* [Exercise brief]
Every line must be returned precisely as it is written.

──────── Information provided

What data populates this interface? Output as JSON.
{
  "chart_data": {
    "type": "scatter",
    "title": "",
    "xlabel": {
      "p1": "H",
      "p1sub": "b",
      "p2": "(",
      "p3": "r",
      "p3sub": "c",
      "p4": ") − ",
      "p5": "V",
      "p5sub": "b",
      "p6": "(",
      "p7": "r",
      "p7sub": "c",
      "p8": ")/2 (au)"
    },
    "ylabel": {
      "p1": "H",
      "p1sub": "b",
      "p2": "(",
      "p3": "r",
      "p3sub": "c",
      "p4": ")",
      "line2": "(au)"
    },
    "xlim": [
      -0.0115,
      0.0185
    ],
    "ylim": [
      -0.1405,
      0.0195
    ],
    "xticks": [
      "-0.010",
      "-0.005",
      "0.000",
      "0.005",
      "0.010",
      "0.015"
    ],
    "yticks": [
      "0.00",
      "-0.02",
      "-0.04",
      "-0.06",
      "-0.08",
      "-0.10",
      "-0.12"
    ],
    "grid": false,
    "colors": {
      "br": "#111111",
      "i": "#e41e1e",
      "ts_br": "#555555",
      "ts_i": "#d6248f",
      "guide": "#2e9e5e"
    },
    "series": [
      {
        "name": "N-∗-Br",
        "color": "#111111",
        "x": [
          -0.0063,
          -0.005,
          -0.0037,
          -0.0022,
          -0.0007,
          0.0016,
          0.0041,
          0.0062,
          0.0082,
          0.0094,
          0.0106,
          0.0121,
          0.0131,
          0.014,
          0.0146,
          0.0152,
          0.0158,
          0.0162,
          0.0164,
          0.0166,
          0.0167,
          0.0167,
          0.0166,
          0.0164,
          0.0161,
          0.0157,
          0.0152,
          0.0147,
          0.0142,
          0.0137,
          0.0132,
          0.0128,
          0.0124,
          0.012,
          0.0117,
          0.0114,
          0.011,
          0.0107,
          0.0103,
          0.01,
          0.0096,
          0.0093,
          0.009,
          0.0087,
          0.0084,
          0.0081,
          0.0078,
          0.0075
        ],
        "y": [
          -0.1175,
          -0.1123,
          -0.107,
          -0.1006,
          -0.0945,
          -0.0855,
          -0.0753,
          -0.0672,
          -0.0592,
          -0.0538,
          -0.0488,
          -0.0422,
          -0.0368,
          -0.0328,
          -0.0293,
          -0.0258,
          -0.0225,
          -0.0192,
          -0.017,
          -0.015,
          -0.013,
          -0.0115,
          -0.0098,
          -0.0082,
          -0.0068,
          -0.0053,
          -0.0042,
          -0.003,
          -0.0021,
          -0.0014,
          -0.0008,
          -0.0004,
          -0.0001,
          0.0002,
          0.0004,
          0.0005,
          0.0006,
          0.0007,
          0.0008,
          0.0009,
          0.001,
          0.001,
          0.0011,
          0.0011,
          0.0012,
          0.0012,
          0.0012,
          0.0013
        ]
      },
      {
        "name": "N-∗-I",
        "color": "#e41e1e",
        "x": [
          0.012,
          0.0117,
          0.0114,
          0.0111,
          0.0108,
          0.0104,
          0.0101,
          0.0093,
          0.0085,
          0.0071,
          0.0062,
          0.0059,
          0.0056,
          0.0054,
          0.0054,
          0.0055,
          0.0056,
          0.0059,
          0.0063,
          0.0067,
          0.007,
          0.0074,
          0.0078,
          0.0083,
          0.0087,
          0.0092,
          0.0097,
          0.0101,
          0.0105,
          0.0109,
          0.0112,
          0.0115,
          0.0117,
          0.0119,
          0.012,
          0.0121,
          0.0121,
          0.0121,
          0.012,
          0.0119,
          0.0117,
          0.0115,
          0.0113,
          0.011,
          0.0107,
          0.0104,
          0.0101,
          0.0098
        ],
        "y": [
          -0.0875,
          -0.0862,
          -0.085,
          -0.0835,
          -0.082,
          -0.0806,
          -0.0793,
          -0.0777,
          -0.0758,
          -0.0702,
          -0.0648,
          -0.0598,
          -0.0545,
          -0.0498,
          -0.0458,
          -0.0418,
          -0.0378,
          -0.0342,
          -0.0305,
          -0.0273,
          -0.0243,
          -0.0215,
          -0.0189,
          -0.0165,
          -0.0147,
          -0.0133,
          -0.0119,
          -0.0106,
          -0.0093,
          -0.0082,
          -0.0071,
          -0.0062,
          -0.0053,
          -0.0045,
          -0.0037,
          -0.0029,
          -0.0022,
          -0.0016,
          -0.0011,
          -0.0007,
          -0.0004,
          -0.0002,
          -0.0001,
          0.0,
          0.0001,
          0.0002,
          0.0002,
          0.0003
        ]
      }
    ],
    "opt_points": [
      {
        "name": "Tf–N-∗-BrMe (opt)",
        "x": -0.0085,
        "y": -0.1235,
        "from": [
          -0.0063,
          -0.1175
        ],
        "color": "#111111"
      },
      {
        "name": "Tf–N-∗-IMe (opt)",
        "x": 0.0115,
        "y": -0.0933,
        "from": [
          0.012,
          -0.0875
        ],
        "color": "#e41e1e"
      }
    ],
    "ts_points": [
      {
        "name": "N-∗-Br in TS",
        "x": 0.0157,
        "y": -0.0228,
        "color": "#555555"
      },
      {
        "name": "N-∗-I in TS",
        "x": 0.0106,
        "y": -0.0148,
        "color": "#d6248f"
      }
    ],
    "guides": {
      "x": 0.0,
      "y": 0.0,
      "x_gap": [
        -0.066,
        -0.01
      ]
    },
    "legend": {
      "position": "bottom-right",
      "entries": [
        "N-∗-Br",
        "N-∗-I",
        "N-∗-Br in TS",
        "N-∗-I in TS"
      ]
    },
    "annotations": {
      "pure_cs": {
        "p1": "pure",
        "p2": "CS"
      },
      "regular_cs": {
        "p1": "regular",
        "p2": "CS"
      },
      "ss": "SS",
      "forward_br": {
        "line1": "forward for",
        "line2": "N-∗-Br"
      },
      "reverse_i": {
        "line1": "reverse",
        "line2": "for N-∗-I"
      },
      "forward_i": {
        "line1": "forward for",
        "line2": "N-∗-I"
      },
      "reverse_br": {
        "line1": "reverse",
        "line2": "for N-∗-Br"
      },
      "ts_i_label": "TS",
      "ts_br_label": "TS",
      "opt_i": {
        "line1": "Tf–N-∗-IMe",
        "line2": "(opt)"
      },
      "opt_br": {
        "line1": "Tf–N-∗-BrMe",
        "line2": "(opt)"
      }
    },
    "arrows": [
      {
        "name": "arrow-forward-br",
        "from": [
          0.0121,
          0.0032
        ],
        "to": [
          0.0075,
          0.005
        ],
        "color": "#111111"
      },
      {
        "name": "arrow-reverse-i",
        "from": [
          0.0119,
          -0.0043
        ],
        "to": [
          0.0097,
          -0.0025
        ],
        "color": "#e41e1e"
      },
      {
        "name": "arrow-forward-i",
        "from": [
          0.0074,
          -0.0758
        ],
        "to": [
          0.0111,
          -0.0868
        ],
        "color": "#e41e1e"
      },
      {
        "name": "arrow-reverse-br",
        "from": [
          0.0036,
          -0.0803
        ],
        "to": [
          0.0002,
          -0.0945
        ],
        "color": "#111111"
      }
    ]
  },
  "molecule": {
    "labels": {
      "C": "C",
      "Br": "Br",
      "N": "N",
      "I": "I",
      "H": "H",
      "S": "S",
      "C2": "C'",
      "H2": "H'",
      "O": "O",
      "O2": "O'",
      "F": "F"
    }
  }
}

────────────────

* [Answer to the task]
What data populates this interface? Output as JSON.
{
  "chart_data": {
    "type": "scatter",
    "title": "",
    "xlabel": {
      "p1": "H",
      "p1sub": "b",
      "p2": "(",
      "p3": "r",
      "p3sub": "c",
      "p4": ") − ",
      "p5": "V",
      "p5sub": "b",
      "p6": "(",
      "p7": "r",
      "p7sub": "c",
      "p8": ")/2 (au)"
    },
    "ylabel": {
      "p1": "H",
      "p1sub": "b",
      "p2": "(",
      "p3": "r",
      "p3sub": "c",
      "p4": ")",
      "line2": "(au)"
    },
    "xlim": [
      -0.0115,
      0.0185
    ],
    "ylim": [
      -0.1405,
      0.0195
    ],
    "xticks": [
      "-0.010",
      "-0.005",
      "0.000",
      "0.005",
      "0.010",
      "0.015"
    ],
    "yticks": [
      "0.00",
      "-0.02",
      "-0.04",
      "-0.06",
      "-0.08",
      "-0.10",
      "-0.12"
    ],
    "grid": false,
    "colors": {
      "br": "#111111",
      "i": "#e41e1e",
      "ts_br": "#555555",
      "ts_i": "#d6248f",
      "guide": "#2e9e5e"
    },
    "series": [
      {
        "name": "N-∗-Br",
        "color": "#111111",
        "x": [
          -0.0063,
          -0.005,
          -0.0037,
          -0.0022,
          -0.0007,
          0.0016,
          0.0041,
          0.0062,
          0.0082,
          0.0094,
          0.0106,
          0.0121,
          0.0131,
          0.014,
          0.0146,
          0.0152,
          0.0158,
          0.0162,
          0.0164,
          0.0166,
          0.0167,
          0.0167,
          0.0166,
          0.0164,
          0.0161,
          0.0157,
          0.0152,
          0.0147,
          0.0142,
          0.0137,
          0.0132,
          0.0128,
          0.0124,
          0.012,
          0.0117,
          0.0114,
          0.011,
          0.0107,
          0.0103,
          0.01,
          0.0096,
          0.0093,
          0.009,
          0.0087,
          0.0084,
          0.0081,
          0.0078,
          0.0075
        ],
        "y": [
          -0.1175,
          -0.1123,
          -0.107,
          -0.1006,
          -0.0945,
          -0.0855,
          -0.0753,
          -0.0672,
          -0.0592,
          -0.0538,
          -0.0488,
          -0.0422,
          -0.0368,
          -0.0328,
          -0.0293,
          -0.0258,
          -0.0225,
          -0.0192,
          -0.017,
          -0.015,
          -0.013,
          -0.0115,
          -0.0098,
          -0.0082,
          -0.0068,
          -0.0053,
          -0.0042,
          -0.003,
          -0.0021,
          -0.0014,
          -0.0008,
          -0.0004,
          -0.0001,
          0.0002,
          0.0004,
          0.0005,
          0.0006,
          0.0007,
          0.0008,
          0.0009,
          0.001,
          0.001,
          0.0011,
          0.0011,
          0.0012,
          0.0012,
          0.0012,
          0.0013
        ]
      },
      {
        "name": "N-∗-I",
        "color": "#e41e1e",
        "x": [
          0.012,
          0.0117,
          0.0114,
          0.0111,
          0.0108,
          0.0104,
          0.0101,
          0.0093,
          0.0085,
          0.0071,
          0.0062,
          0.0059,
          0.0056,
          0.0054,
          0.0054,
          0.0055,
          0.0056,
          0.0059,
          0.0063,
          0.0067,
          0.007,
          0.0074,
          0.0078,
          0.0083,
          0.0087,
          0.0092,
          0.0097,
          0.0101,
          0.0105,
          0.0109,
          0.0112,
          0.0115,
          0.0117,
          0.0119,
          0.012,
          0.0121,
          0.0121,
          0.0121,
          0.012,
          0.0119,
          0.0117,
          0.0115,
          0.0113,
          0.011,
          0.0107,
          0.0104,
          0.0101,
          0.0098
        ],
        "y": [
          -0.0875,
          -0.0862,
          -0.085,
          -0.0835,
          -0.082,
          -0.0806,
          -0.0793,
          -0.0777,
          -0.0758,
          -0.0702,
          -0.0648,
          -0.0598,
          -0.0545,
          -0.0498,
          -0.0458,
          -0.0418,
          -0.0378,
          -0.0342,
          -0.0305,
          -0.0273,
          -0.0243,
          -0.0215,
          -0.0189,
          -0.0165,
          -0.0147,
          -0.0133,
          -0.0119,
          -0.0106,
          -0.0093,
          -0.0082,
          -0.0071,
          -0.0062,
          -0.0053,
          -0.0045,
          -0.0037,
          -0.0029,
          -0.0022,
          -0.0016,
          -0.0011,
          -0.0007,
          -0.0004,
          -0.0002,
          -0.0001,
          0.0,
          0.0001,
          0.0002,
          0.0002,
          0.0003
        ]
      }
    ],
    "opt_points": [
      {
        "name": "Tf–N-∗-BrMe (opt)",
        "x": -0.0085,
        "y": -0.1235,
        "from": [
          -0.0063,
          -0.1175
        ],
        "color": "#111111"
      },
      {
        "name": "Tf–N-∗-IMe (opt)",
        "x": 0.0115,
        "y": -0.0933,
        "from": [
          0.012,
          -0.0875
        ],
        "color": "#e41e1e"
      }
    ],
    "ts_points": [
      {
        "name": "N-∗-Br in TS",
        "x": 0.0157,
        "y": -0.0228,
        "color": "#555555"
      },
      {
        "name": "N-∗-I in TS",
        "x": 0.0106,
        "y": -0.0148,
        "color": "#d6248f"
      }
    ],
    "guides": {
      "x": 0.0,
      "y": 0.0,
      "x_gap": [
        -0.066,
        -0.01
      ]
    },
    "legend": {
      "position": "bottom-right",
      "entries": [
        "N-∗-Br",
        "N-∗-I",
        "N-∗-Br in TS",
        "N-∗-I in TS"
      ]
    },
    "annotations": {
      "pure_cs": {
        "p1": "pure",
        "p2": "CS"
      },
      "regular_cs": {
        "p1": "regular",
        "p2": "CS"
      },
      "ss": "SS",
      "forward_br": {
        "line1": "forward for",
        "line2": "N-∗-Br"
      },
      "reverse_i": {
        "line1": "reverse",
        "line2": "for N-∗-I"
      },
      "forward_i": {
        "line1": "forward for",
        "line2": "N-∗-I"
      },
      "reverse_br": {
        "line1": "reverse",
        "line2": "for N-∗-Br"
      },
      "ts_i_label": "TS",
      "ts_br_label": "TS",
      "opt_i": {
        "line1": "Tf–N-∗-IMe",
        "line2": "(opt)"
      },
      "opt_br": {
        "line1": "Tf–N-∗-BrMe",
        "line2": "(opt)"
      }
    },
    "arrows": [
      {
        "name": "arrow-forward-br",
        "from": [
          0.0121,
          0.0032
        ],
        "to": [
          0.0075,
          0.005
        ],
        "color": "#111111"
      },
      {
        "name": "arrow-reverse-i",
        "from": [
          0.0119,
          -0.0043
        ],
        "to": [
          0.0097,
          -0.0025
        ],
        "color": "#e41e1e"
      },
      {
        "name": "arrow-forward-i",
        "from": [
          0.0074,
          -0.0758
        ],
        "to": [
          0.0111,
          -0.0868
        ],
        "color": "#e41e1e"
      },
      {
        "name": "arrow-reverse-br",
        "from": [
          0.0036,
          -0.0803
        ],
        "to": [
          0.0002,
          -0.0945
        ],
        "color": "#111111"
      }
    ]
  },
  "molecule": {
    "labels": {
      "C": "C",
      "Br": "Br",
      "N": "N",
      "I": "I",
      "H": "H",
      "S": "S",
      "C2": "C'",
      "H2": "H'",
      "O": "O",
      "O2": "O'",
      "F": "F"
    }
  }
}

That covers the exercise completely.